* DATASET EXCERPTS *
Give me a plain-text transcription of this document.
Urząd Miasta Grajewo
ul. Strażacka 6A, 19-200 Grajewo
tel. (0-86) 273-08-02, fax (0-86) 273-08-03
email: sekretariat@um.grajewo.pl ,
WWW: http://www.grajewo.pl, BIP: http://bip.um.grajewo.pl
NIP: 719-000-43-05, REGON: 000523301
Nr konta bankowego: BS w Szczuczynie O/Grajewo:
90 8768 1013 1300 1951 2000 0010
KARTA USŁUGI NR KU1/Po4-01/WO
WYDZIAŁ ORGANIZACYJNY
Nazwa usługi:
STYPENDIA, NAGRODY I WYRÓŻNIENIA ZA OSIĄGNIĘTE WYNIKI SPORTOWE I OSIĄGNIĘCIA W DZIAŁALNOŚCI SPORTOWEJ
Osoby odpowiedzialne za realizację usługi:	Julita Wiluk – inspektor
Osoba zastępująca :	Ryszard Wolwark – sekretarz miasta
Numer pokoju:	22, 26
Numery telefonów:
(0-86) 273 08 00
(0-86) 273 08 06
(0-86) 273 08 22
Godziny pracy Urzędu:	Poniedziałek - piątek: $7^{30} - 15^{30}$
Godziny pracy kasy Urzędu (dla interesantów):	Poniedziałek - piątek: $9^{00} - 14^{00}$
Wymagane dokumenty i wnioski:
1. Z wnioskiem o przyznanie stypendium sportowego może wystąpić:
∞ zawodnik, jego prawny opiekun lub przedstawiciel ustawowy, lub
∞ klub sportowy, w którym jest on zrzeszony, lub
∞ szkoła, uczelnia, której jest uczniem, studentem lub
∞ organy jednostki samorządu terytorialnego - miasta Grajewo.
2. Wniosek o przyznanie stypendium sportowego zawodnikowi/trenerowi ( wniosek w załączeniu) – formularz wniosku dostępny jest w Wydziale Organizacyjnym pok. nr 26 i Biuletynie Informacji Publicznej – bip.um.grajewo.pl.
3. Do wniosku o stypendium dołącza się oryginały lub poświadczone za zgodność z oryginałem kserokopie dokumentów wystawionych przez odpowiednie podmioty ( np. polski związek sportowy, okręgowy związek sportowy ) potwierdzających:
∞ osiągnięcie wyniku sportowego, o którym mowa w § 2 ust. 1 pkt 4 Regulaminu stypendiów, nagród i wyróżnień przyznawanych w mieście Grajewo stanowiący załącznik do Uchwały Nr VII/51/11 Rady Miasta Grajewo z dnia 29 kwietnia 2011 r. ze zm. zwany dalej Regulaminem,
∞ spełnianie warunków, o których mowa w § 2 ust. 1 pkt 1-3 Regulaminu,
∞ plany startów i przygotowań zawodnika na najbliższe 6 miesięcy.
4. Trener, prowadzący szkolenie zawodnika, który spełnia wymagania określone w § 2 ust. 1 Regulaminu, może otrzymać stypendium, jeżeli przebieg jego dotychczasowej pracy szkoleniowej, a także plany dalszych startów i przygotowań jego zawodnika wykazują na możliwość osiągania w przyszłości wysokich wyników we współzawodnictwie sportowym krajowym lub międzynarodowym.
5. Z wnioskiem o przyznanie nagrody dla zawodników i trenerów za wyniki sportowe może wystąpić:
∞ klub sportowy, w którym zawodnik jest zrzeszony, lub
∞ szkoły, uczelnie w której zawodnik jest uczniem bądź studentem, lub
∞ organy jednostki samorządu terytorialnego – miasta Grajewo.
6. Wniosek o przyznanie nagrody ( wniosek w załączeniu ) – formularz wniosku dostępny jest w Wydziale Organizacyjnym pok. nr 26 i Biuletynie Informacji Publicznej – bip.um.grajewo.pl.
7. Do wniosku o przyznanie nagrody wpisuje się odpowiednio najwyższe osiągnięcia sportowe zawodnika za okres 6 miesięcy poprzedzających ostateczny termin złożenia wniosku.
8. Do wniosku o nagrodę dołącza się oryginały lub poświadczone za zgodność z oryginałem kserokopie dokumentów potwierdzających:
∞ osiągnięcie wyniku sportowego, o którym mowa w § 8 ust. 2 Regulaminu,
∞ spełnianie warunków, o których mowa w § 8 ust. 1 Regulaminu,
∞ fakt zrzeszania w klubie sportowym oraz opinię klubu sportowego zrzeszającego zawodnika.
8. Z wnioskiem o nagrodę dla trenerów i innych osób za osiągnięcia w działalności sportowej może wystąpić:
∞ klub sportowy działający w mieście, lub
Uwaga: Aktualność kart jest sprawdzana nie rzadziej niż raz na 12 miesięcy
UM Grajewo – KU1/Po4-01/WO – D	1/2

* DIRECTION *
Extract every record and return it verbatim.

* EXERCISE SOLUTION *
Give me a plain-text transcription of this document.
Urząd Miasta Grajewo
ul. Strażacka 6A, 19-200 Grajewo
tel. (0-86) 273-08-02, fax (0-86) 273-08-03
email: sekretariat@um.grajewo.pl ,
WWW: http://www.grajewo.pl, BIP: http://bip.um.grajewo.pl
NIP: 719-000-43-05, REGON: 000523301
Nr konta bankowego: BS w Szczuczynie O/Grajewo:
90 8768 1013 1300 1951 2000 0010
KARTA USŁUGI NR KU1/Po4-01/WO
WYDZIAŁ ORGANIZACYJNY
Nazwa usługi:
STYPENDIA, NAGRODY I WYRÓŻNIENIA ZA OSIĄGNIĘTE WYNIKI SPORTOWE I OSIĄGNIĘCIA W DZIAŁALNOŚCI SPORTOWEJ
Osoby odpowiedzialne za realizację usługi:	Julita Wiluk – inspektor
Osoba zastępująca :	Ryszard Wolwark – sekretarz miasta
Numer pokoju:	22, 26
Numery telefonów:
(0-86) 273 08 00
(0-86) 273 08 06
(0-86) 273 08 22
Godziny pracy Urzędu:	Poniedziałek - piątek: $7^{30} - 15^{30}$
Godziny pracy kasy Urzędu (dla interesantów):	Poniedziałek - piątek: $9^{00} - 14^{00}$
Wymagane dokumenty i wnioski:
1. Z wnioskiem o przyznanie stypendium sportowego może wystąpić:
∞ zawodnik, jego prawny opiekun lub przedstawiciel ustawowy, lub
∞ klub sportowy, w którym jest on zrzeszony, lub
∞ szkoła, uczelnia, której jest uczniem, studentem lub
∞ organy jednostki samorządu terytorialnego - miasta Grajewo.
2. Wniosek o przyznanie stypendium sportowego zawodnikowi/trenerowi ( wniosek w załączeniu) – formularz wniosku dostępny jest w Wydziale Organizacyjnym pok. nr 26 i Biuletynie Informacji Publicznej – bip.um.grajewo.pl.
3. Do wniosku o stypendium dołącza się oryginały lub poświadczone za zgodność z oryginałem kserokopie dokumentów wystawionych przez odpowiednie podmioty ( np. polski związek sportowy, okręgowy związek sportowy ) potwierdzających:
∞ osiągnięcie wyniku sportowego, o którym mowa w § 2 ust. 1 pkt 4 Regulaminu stypendiów, nagród i wyróżnień przyznawanych w mieście Grajewo stanowiący załącznik do Uchwały Nr VII/51/11 Rady Miasta Grajewo z dnia 29 kwietnia 2011 r. ze zm. zwany dalej Regulaminem,
∞ spełnianie warunków, o których mowa w § 2 ust. 1 pkt 1-3 Regulaminu,
∞ plany startów i przygotowań zawodnika na najbliższe 6 miesięcy.
4. Trener, prowadzący szkolenie zawodnika, który spełnia wymagania określone w § 2 ust. 1 Regulaminu, może otrzymać stypendium, jeżeli przebieg jego dotychczasowej pracy szkoleniowej, a także plany dalszych startów i przygotowań jego zawodnika wykazują na możliwość osiągania w przyszłości wysokich wyników we współzawodnictwie sportowym krajowym lub międzynarodowym.
5. Z wnioskiem o przyznanie nagrody dla zawodników i trenerów za wyniki sportowe może wystąpić:
∞ klub sportowy, w którym zawodnik jest zrzeszony, lub
∞ szkoły, uczelnie w której zawodnik jest uczniem bądź studentem, lub
∞ organy jednostki samorządu terytorialnego – miasta Grajewo.
6. Wniosek o przyznanie nagrody ( wniosek w załączeniu ) – formularz wniosku dostępny jest w Wydziale Organizacyjnym pok. nr 26 i Biuletynie Informacji Publicznej – bip.um.grajewo.pl.
7. Do wniosku o przyznanie nagrody wpisuje się odpowiednio najwyższe osiągnięcia sportowe zawodnika za okres 6 miesięcy poprzedzających ostateczny termin złożenia wniosku.
8. Do wniosku o nagrodę dołącza się oryginały lub poświadczone za zgodność z oryginałem kserokopie dokumentów potwierdzających:
∞ osiągnięcie wyniku sportowego, o którym mowa w § 8 ust. 2 Regulaminu,
∞ spełnianie warunków, o których mowa w § 8 ust. 1 Regulaminu,
∞ fakt zrzeszania w klubie sportowym oraz opinię klubu sportowego zrzeszającego zawodnika.
8. Z wnioskiem o nagrodę dla trenerów i innych osób za osiągnięcia w działalności sportowej może wystąpić:
∞ klub sportowy działający w mieście, lub
Uwaga: Aktualność kart jest sprawdzana nie rzadziej niż raz na 12 miesięcy
UM Grajewo – KU1/Po4-01/WO – D	1/2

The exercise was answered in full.